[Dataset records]
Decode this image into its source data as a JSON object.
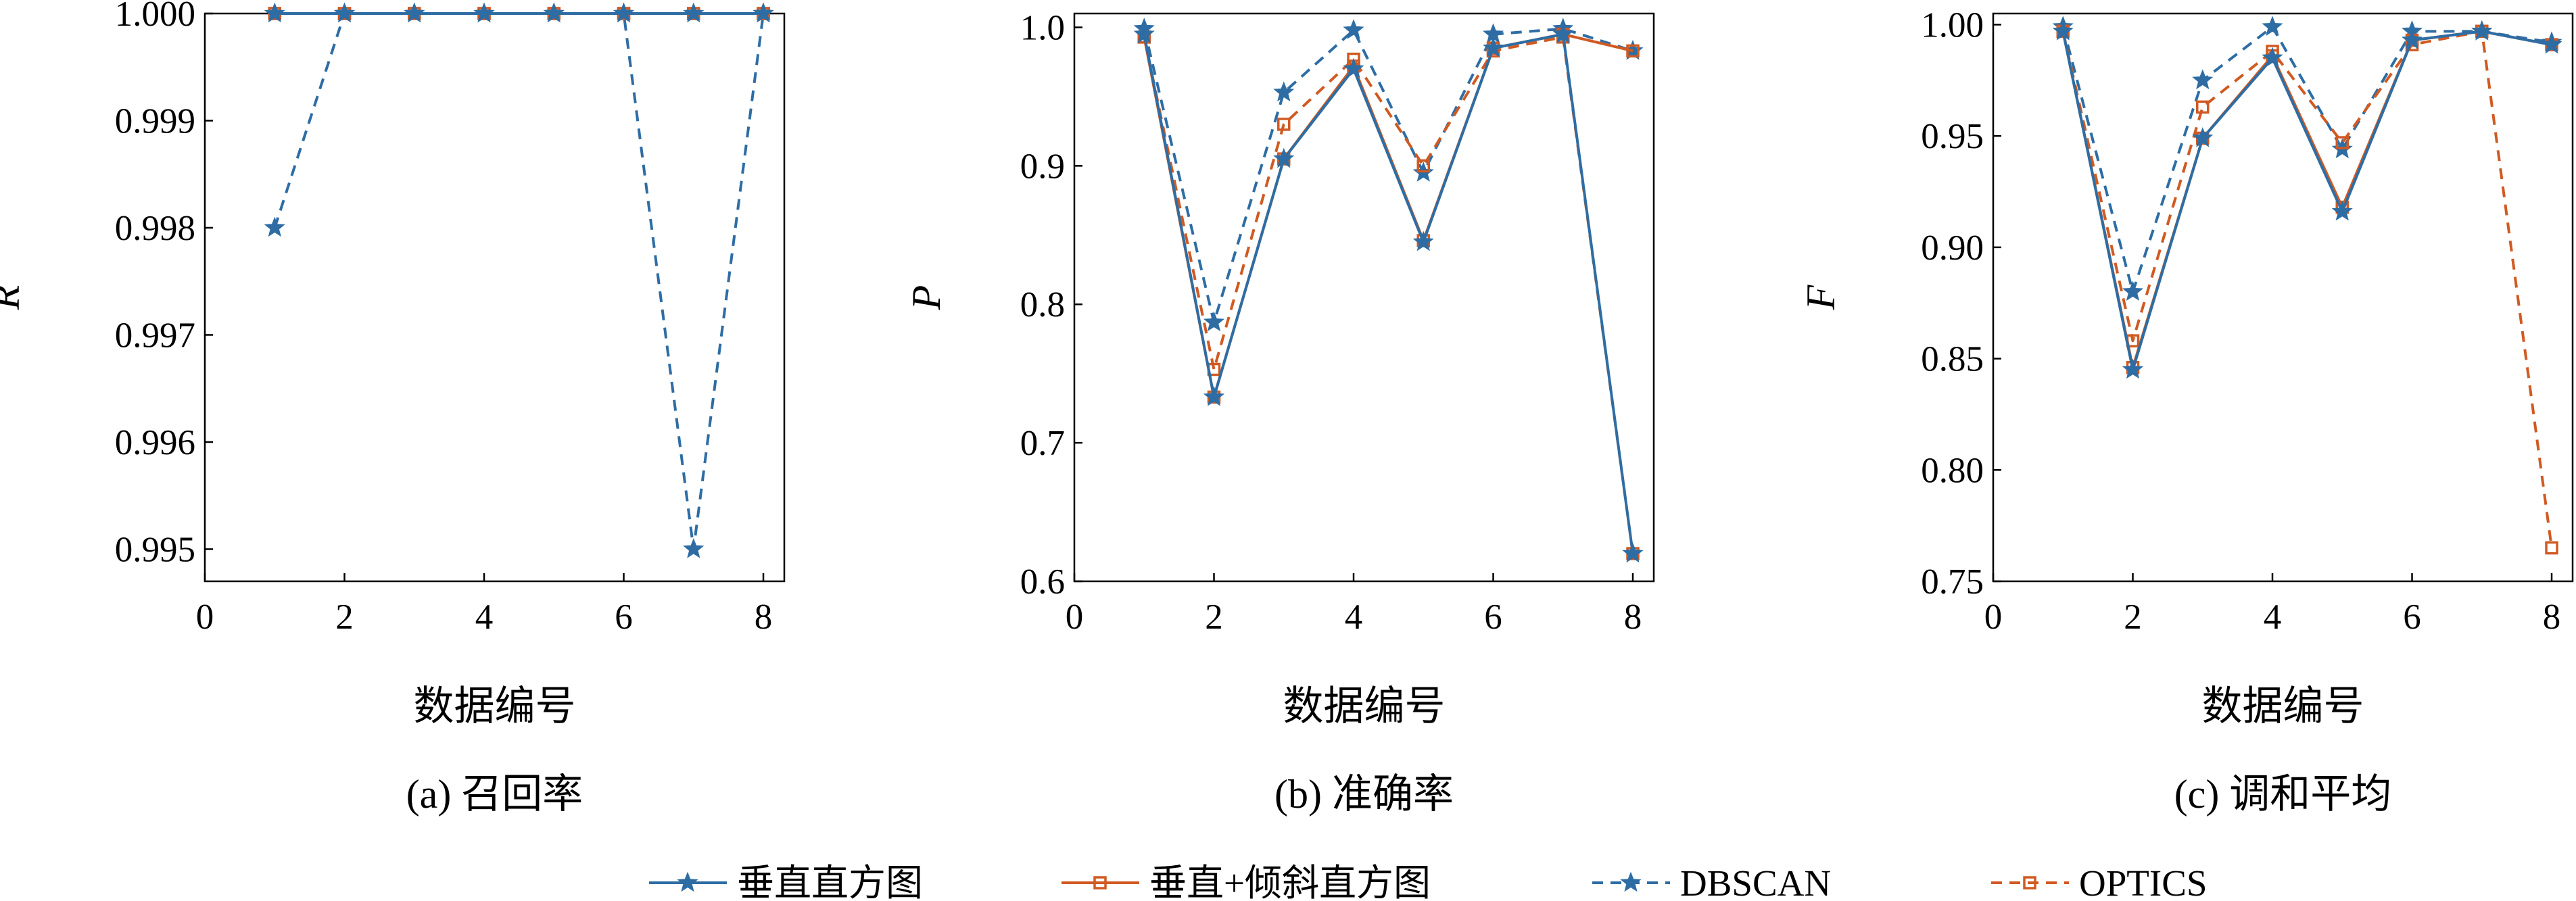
{
  "legend": [
    {
      "label": "垂直直方图",
      "color": "#2e6da4",
      "dash": "solid",
      "marker": "star"
    },
    {
      "label": "垂直+倾斜直方图",
      "color": "#d05a22",
      "dash": "solid",
      "marker": "square"
    },
    {
      "label": "DBSCAN",
      "color": "#2e6da4",
      "dash": "dashed",
      "marker": "star"
    },
    {
      "label": "OPTICS",
      "color": "#d05a22",
      "dash": "dashed",
      "marker": "square"
    }
  ],
  "chart_data": [
    {
      "type": "line",
      "caption": "(a) 召回率",
      "xlabel": "数据编号",
      "ylabel": "R",
      "xlim": [
        0,
        8.3
      ],
      "ylim": [
        0.9947,
        1.0
      ],
      "xticks": [
        0,
        2,
        4,
        6,
        8
      ],
      "yticks": [
        0.995,
        0.996,
        0.997,
        0.998,
        0.999,
        1.0
      ],
      "ytick_labels": [
        "0.995",
        "0.996",
        "0.997",
        "0.998",
        "0.999",
        "1.000"
      ],
      "x": [
        1,
        2,
        3,
        4,
        5,
        6,
        7,
        8
      ],
      "series": [
        {
          "name": "垂直直方图",
          "values": [
            1.0,
            1.0,
            1.0,
            1.0,
            1.0,
            1.0,
            1.0,
            1.0
          ]
        },
        {
          "name": "垂直+倾斜直方图",
          "values": [
            1.0,
            1.0,
            1.0,
            1.0,
            1.0,
            1.0,
            1.0,
            1.0
          ]
        },
        {
          "name": "DBSCAN",
          "values": [
            0.998,
            1.0,
            1.0,
            1.0,
            1.0,
            1.0,
            0.995,
            1.0
          ]
        },
        {
          "name": "OPTICS",
          "values": [
            1.0,
            1.0,
            1.0,
            1.0,
            1.0,
            1.0,
            1.0,
            1.0
          ]
        }
      ]
    },
    {
      "type": "line",
      "caption": "(b) 准确率",
      "xlabel": "数据编号",
      "ylabel": "P",
      "xlim": [
        0,
        8.3
      ],
      "ylim": [
        0.6,
        1.01
      ],
      "xticks": [
        0,
        2,
        4,
        6,
        8
      ],
      "yticks": [
        0.6,
        0.7,
        0.8,
        0.9,
        1.0
      ],
      "ytick_labels": [
        "0.6",
        "0.7",
        "0.8",
        "0.9",
        "1.0"
      ],
      "x": [
        1,
        2,
        3,
        4,
        5,
        6,
        7,
        8
      ],
      "series": [
        {
          "name": "垂直直方图",
          "values": [
            0.995,
            0.733,
            0.905,
            0.97,
            0.845,
            0.985,
            0.995,
            0.62
          ]
        },
        {
          "name": "垂直+倾斜直方图",
          "values": [
            0.993,
            0.733,
            0.905,
            0.972,
            0.846,
            0.985,
            0.995,
            0.983
          ]
        },
        {
          "name": "DBSCAN",
          "values": [
            0.999,
            0.787,
            0.953,
            0.998,
            0.895,
            0.995,
            0.999,
            0.983
          ]
        },
        {
          "name": "OPTICS",
          "values": [
            0.993,
            0.753,
            0.93,
            0.977,
            0.9,
            0.983,
            0.993,
            0.62
          ]
        }
      ]
    },
    {
      "type": "line",
      "caption": "(c) 调和平均",
      "xlabel": "数据编号",
      "ylabel": "F",
      "xlim": [
        0,
        8.3
      ],
      "ylim": [
        0.75,
        1.005
      ],
      "xticks": [
        0,
        2,
        4,
        6,
        8
      ],
      "yticks": [
        0.75,
        0.8,
        0.85,
        0.9,
        0.95,
        1.0
      ],
      "ytick_labels": [
        "0.75",
        "0.80",
        "0.85",
        "0.90",
        "0.95",
        "1.00"
      ],
      "x": [
        1,
        2,
        3,
        4,
        5,
        6,
        7,
        8
      ],
      "series": [
        {
          "name": "垂直直方图",
          "values": [
            0.997,
            0.845,
            0.949,
            0.985,
            0.916,
            0.993,
            0.997,
            0.991
          ]
        },
        {
          "name": "垂直+倾斜直方图",
          "values": [
            0.997,
            0.846,
            0.949,
            0.986,
            0.918,
            0.993,
            0.997,
            0.991
          ]
        },
        {
          "name": "DBSCAN",
          "values": [
            0.999,
            0.88,
            0.975,
            0.999,
            0.944,
            0.997,
            0.997,
            0.992
          ]
        },
        {
          "name": "OPTICS",
          "values": [
            0.997,
            0.858,
            0.963,
            0.988,
            0.947,
            0.991,
            0.997,
            0.765
          ]
        }
      ]
    }
  ]
}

» **What is asked**
In the copy, include no pictures; restate the listing above exactly.

» **Full solution**
Decode this image into its source data as a JSON object.
{
  "legend": [
    {
      "label": "垂直直方图",
      "color": "#2e6da4",
      "dash": "solid",
      "marker": "star"
    },
    {
      "label": "垂直+倾斜直方图",
      "color": "#d05a22",
      "dash": "solid",
      "marker": "square"
    },
    {
      "label": "DBSCAN",
      "color": "#2e6da4",
      "dash": "dashed",
      "marker": "star"
    },
    {
      "label": "OPTICS",
      "color": "#d05a22",
      "dash": "dashed",
      "marker": "square"
    }
  ],
  "chart_data": [
    {
      "type": "line",
      "caption": "(a) 召回率",
      "xlabel": "数据编号",
      "ylabel": "R",
      "xlim": [
        0,
        8.3
      ],
      "ylim": [
        0.9947,
        1.0
      ],
      "xticks": [
        0,
        2,
        4,
        6,
        8
      ],
      "yticks": [
        0.995,
        0.996,
        0.997,
        0.998,
        0.999,
        1.0
      ],
      "ytick_labels": [
        "0.995",
        "0.996",
        "0.997",
        "0.998",
        "0.999",
        "1.000"
      ],
      "x": [
        1,
        2,
        3,
        4,
        5,
        6,
        7,
        8
      ],
      "series": [
        {
          "name": "垂直直方图",
          "values": [
            1.0,
            1.0,
            1.0,
            1.0,
            1.0,
            1.0,
            1.0,
            1.0
          ]
        },
        {
          "name": "垂直+倾斜直方图",
          "values": [
            1.0,
            1.0,
            1.0,
            1.0,
            1.0,
            1.0,
            1.0,
            1.0
          ]
        },
        {
          "name": "DBSCAN",
          "values": [
            0.998,
            1.0,
            1.0,
            1.0,
            1.0,
            1.0,
            0.995,
            1.0
          ]
        },
        {
          "name": "OPTICS",
          "values": [
            1.0,
            1.0,
            1.0,
            1.0,
            1.0,
            1.0,
            1.0,
            1.0
          ]
        }
      ]
    },
    {
      "type": "line",
      "caption": "(b) 准确率",
      "xlabel": "数据编号",
      "ylabel": "P",
      "xlim": [
        0,
        8.3
      ],
      "ylim": [
        0.6,
        1.01
      ],
      "xticks": [
        0,
        2,
        4,
        6,
        8
      ],
      "yticks": [
        0.6,
        0.7,
        0.8,
        0.9,
        1.0
      ],
      "ytick_labels": [
        "0.6",
        "0.7",
        "0.8",
        "0.9",
        "1.0"
      ],
      "x": [
        1,
        2,
        3,
        4,
        5,
        6,
        7,
        8
      ],
      "series": [
        {
          "name": "垂直直方图",
          "values": [
            0.995,
            0.733,
            0.905,
            0.97,
            0.845,
            0.985,
            0.995,
            0.62
          ]
        },
        {
          "name": "垂直+倾斜直方图",
          "values": [
            0.993,
            0.733,
            0.905,
            0.972,
            0.846,
            0.985,
            0.995,
            0.983
          ]
        },
        {
          "name": "DBSCAN",
          "values": [
            0.999,
            0.787,
            0.953,
            0.998,
            0.895,
            0.995,
            0.999,
            0.983
          ]
        },
        {
          "name": "OPTICS",
          "values": [
            0.993,
            0.753,
            0.93,
            0.977,
            0.9,
            0.983,
            0.993,
            0.62
          ]
        }
      ]
    },
    {
      "type": "line",
      "caption": "(c) 调和平均",
      "xlabel": "数据编号",
      "ylabel": "F",
      "xlim": [
        0,
        8.3
      ],
      "ylim": [
        0.75,
        1.005
      ],
      "xticks": [
        0,
        2,
        4,
        6,
        8
      ],
      "yticks": [
        0.75,
        0.8,
        0.85,
        0.9,
        0.95,
        1.0
      ],
      "ytick_labels": [
        "0.75",
        "0.80",
        "0.85",
        "0.90",
        "0.95",
        "1.00"
      ],
      "x": [
        1,
        2,
        3,
        4,
        5,
        6,
        7,
        8
      ],
      "series": [
        {
          "name": "垂直直方图",
          "values": [
            0.997,
            0.845,
            0.949,
            0.985,
            0.916,
            0.993,
            0.997,
            0.991
          ]
        },
        {
          "name": "垂直+倾斜直方图",
          "values": [
            0.997,
            0.846,
            0.949,
            0.986,
            0.918,
            0.993,
            0.997,
            0.991
          ]
        },
        {
          "name": "DBSCAN",
          "values": [
            0.999,
            0.88,
            0.975,
            0.999,
            0.944,
            0.997,
            0.997,
            0.992
          ]
        },
        {
          "name": "OPTICS",
          "values": [
            0.997,
            0.858,
            0.963,
            0.988,
            0.947,
            0.991,
            0.997,
            0.765
          ]
        }
      ]
    }
  ]
}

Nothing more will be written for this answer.